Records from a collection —
---------------

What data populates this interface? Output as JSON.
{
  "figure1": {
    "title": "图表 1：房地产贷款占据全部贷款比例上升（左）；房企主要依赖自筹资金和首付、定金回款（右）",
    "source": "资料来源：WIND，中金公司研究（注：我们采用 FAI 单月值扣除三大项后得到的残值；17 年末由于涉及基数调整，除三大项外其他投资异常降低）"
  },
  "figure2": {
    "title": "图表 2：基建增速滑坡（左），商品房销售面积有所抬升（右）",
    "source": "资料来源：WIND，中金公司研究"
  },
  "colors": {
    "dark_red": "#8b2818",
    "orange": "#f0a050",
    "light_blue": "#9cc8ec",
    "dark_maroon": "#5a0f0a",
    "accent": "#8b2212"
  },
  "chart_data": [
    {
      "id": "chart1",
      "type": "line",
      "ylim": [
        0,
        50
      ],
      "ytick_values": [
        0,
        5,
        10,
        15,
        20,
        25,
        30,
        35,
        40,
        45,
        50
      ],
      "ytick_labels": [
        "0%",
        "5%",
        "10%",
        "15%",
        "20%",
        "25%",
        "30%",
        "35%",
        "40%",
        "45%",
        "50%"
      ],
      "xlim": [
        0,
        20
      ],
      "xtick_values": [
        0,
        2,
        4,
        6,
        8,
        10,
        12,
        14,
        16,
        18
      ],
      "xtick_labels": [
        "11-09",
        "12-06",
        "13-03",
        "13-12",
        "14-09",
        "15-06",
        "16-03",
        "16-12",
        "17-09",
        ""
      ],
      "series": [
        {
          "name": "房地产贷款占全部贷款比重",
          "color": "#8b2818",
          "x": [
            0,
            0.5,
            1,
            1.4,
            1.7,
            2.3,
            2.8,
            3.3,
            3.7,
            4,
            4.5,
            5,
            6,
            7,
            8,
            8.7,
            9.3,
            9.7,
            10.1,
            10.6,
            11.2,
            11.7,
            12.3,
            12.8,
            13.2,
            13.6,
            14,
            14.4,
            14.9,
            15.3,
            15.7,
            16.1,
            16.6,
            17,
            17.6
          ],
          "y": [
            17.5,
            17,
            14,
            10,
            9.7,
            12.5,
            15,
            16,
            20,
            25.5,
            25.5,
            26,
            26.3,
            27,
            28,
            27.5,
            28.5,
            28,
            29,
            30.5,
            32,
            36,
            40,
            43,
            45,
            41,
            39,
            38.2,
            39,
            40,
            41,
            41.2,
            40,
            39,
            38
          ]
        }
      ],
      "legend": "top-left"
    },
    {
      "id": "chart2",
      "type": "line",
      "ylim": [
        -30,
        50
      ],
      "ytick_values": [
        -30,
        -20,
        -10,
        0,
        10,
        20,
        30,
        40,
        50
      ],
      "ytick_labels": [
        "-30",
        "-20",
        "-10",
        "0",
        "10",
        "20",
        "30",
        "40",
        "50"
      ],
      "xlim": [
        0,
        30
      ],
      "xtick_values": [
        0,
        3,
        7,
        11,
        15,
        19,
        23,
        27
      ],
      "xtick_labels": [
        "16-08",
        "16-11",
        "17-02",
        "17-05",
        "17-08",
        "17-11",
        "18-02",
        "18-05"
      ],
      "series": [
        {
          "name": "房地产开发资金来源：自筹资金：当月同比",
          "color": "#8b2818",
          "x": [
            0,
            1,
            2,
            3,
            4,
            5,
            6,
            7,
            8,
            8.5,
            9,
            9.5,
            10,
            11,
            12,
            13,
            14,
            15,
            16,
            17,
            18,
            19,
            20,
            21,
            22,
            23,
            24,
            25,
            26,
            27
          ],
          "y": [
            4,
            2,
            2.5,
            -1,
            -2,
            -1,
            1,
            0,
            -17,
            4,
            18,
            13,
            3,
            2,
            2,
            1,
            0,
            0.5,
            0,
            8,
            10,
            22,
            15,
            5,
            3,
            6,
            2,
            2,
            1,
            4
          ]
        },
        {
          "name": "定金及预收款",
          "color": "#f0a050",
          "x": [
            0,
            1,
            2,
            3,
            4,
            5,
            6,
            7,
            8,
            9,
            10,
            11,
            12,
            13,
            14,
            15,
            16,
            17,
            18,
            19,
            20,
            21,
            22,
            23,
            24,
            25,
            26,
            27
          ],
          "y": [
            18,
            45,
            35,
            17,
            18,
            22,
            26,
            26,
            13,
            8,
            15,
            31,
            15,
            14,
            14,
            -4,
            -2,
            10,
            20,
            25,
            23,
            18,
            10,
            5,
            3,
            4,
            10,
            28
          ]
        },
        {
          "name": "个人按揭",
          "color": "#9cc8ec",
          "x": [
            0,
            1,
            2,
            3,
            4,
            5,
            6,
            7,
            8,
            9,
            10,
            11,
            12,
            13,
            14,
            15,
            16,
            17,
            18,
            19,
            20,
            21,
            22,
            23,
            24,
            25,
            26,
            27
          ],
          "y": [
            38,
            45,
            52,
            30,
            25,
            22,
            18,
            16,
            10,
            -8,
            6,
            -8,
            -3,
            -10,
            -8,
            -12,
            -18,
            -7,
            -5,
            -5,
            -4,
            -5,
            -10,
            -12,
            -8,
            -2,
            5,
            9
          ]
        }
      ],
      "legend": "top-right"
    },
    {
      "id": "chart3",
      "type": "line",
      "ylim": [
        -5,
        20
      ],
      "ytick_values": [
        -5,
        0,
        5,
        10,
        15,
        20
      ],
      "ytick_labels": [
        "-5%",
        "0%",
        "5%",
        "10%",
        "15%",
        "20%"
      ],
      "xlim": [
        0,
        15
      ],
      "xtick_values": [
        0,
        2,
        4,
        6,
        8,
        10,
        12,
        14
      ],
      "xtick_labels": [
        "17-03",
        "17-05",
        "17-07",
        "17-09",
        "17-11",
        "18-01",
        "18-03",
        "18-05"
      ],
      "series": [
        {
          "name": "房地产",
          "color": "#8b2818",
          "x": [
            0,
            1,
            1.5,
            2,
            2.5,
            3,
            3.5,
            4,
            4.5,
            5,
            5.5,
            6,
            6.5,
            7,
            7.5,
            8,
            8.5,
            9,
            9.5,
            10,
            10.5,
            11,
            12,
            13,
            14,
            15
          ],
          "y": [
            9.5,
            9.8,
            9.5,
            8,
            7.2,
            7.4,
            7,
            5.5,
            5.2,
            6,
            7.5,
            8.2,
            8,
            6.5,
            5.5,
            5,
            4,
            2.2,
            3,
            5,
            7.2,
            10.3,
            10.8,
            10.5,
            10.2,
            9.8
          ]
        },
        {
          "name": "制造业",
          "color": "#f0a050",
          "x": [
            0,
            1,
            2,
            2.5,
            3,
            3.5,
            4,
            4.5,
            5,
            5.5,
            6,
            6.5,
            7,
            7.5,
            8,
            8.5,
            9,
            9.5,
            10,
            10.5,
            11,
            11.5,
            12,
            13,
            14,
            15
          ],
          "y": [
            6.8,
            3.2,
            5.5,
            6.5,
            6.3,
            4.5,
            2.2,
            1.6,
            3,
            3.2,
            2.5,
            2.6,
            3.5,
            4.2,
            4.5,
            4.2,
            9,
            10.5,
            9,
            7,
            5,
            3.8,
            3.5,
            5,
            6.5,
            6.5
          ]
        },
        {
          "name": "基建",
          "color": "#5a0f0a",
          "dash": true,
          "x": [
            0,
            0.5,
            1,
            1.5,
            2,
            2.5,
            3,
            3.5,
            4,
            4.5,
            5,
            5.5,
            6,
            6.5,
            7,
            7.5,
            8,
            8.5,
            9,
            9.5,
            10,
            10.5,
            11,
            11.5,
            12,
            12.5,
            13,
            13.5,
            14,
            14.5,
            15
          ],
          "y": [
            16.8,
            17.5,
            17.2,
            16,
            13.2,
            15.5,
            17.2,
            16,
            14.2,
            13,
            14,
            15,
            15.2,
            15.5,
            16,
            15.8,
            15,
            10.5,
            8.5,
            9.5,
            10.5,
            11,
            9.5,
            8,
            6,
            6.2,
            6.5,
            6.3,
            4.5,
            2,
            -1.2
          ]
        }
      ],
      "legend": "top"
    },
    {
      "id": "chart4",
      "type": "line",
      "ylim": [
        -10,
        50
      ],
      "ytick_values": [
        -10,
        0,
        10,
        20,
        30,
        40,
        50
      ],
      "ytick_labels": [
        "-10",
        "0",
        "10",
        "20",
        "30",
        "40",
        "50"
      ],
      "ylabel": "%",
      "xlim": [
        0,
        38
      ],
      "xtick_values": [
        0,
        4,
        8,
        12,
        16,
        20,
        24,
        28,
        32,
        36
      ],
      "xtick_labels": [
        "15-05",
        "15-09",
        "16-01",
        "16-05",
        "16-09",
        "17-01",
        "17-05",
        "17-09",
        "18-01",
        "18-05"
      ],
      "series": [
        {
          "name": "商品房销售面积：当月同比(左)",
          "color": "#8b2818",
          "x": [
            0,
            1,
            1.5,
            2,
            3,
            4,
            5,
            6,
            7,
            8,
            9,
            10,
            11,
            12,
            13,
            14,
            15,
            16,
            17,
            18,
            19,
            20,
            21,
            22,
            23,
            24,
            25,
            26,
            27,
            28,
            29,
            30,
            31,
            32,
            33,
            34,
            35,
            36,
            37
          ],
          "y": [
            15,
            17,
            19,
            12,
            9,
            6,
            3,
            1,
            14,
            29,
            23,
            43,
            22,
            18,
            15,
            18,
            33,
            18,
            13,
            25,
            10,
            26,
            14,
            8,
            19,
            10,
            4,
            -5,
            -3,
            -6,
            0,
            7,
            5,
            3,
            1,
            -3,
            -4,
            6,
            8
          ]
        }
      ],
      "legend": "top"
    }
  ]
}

---------------

Aim —
In the entries above, find every line holding the word "当月同比" and copy it out.

Answer to the problem —
          "name": "房地产开发资金来源：自筹资金：当月同比",
          "name": "商品房销售面积：当月同比(左)",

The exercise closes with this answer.